## PROBLEM REQUIREMENTS
State the number of lines that hold the string "shortcut", with nothing added.

## INPUT ROWS
============================================================

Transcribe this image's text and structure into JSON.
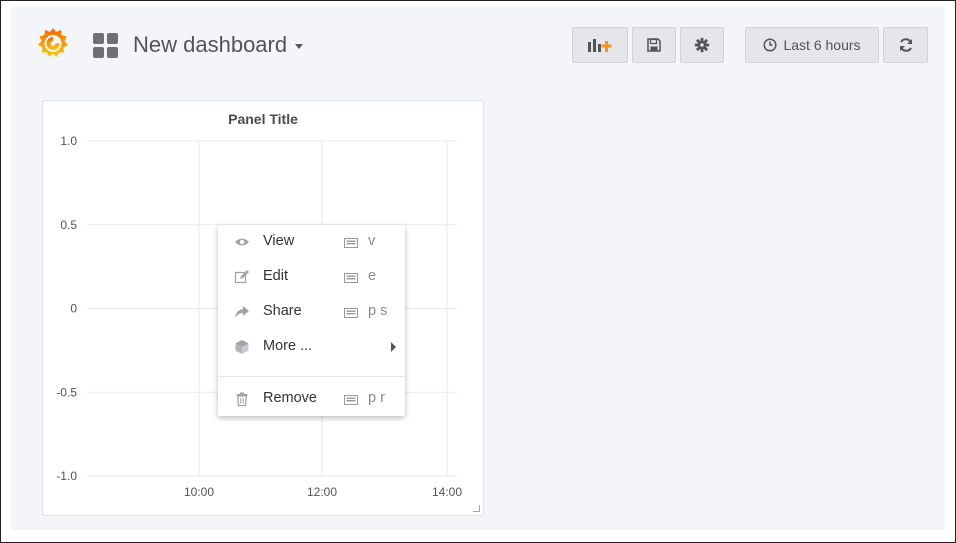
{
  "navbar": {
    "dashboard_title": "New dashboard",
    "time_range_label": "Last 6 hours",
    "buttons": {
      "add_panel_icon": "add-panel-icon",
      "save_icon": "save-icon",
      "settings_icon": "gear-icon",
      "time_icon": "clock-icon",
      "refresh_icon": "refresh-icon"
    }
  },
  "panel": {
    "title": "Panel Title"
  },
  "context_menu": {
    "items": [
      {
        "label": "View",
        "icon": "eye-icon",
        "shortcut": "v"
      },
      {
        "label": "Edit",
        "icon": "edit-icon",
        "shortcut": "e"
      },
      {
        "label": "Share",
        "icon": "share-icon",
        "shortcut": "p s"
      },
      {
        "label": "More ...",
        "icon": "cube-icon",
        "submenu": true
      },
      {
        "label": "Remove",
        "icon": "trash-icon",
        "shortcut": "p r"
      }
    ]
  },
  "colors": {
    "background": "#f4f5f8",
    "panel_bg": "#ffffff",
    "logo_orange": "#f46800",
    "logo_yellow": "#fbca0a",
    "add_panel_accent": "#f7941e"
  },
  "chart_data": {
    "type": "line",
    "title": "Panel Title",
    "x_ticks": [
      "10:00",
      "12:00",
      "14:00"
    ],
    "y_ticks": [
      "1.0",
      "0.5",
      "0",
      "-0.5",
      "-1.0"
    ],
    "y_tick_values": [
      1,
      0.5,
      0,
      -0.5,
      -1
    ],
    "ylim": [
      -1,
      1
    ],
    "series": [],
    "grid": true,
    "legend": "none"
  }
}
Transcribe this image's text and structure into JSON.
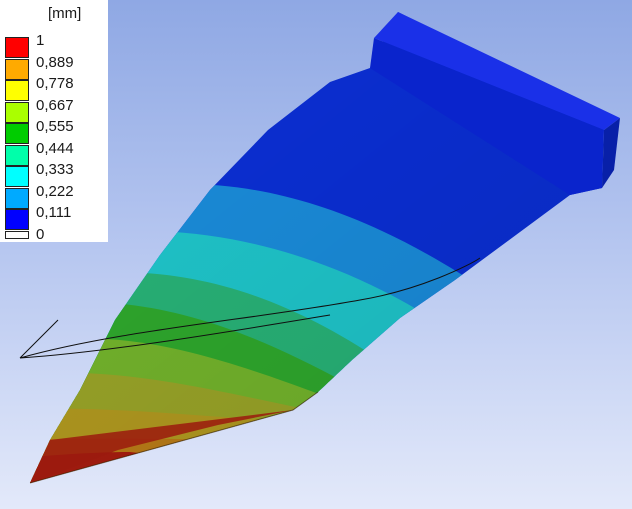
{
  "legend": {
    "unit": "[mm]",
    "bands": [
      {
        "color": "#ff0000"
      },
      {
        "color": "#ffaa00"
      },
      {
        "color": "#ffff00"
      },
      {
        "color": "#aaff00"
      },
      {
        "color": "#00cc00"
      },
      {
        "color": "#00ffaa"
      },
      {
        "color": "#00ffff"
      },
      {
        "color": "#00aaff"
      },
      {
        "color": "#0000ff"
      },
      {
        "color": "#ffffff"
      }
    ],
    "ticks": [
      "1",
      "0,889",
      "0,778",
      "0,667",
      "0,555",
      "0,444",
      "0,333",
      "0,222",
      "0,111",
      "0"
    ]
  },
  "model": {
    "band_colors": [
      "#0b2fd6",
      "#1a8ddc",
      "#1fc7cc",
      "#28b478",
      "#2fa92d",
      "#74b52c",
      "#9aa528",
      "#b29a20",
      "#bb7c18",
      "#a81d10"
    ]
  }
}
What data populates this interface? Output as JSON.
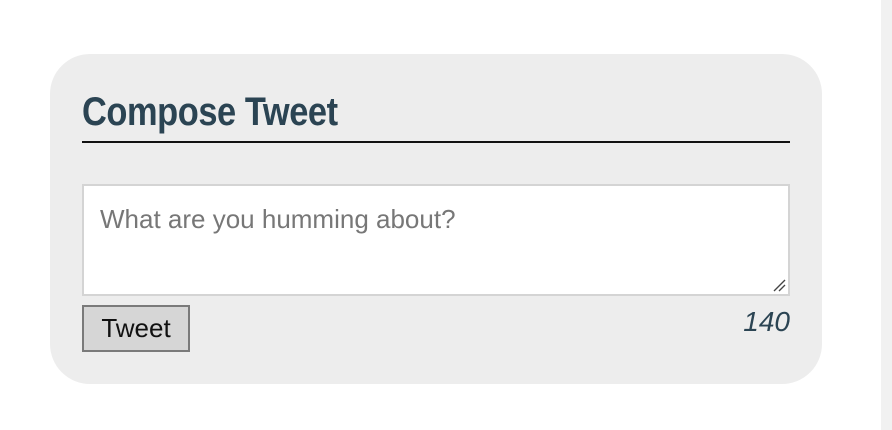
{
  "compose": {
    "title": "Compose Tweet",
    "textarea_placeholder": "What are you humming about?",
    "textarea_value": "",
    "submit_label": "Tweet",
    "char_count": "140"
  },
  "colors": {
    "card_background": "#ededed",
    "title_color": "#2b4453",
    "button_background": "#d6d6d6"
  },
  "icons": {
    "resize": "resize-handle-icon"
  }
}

============================================================

## FULL SOLUTION
4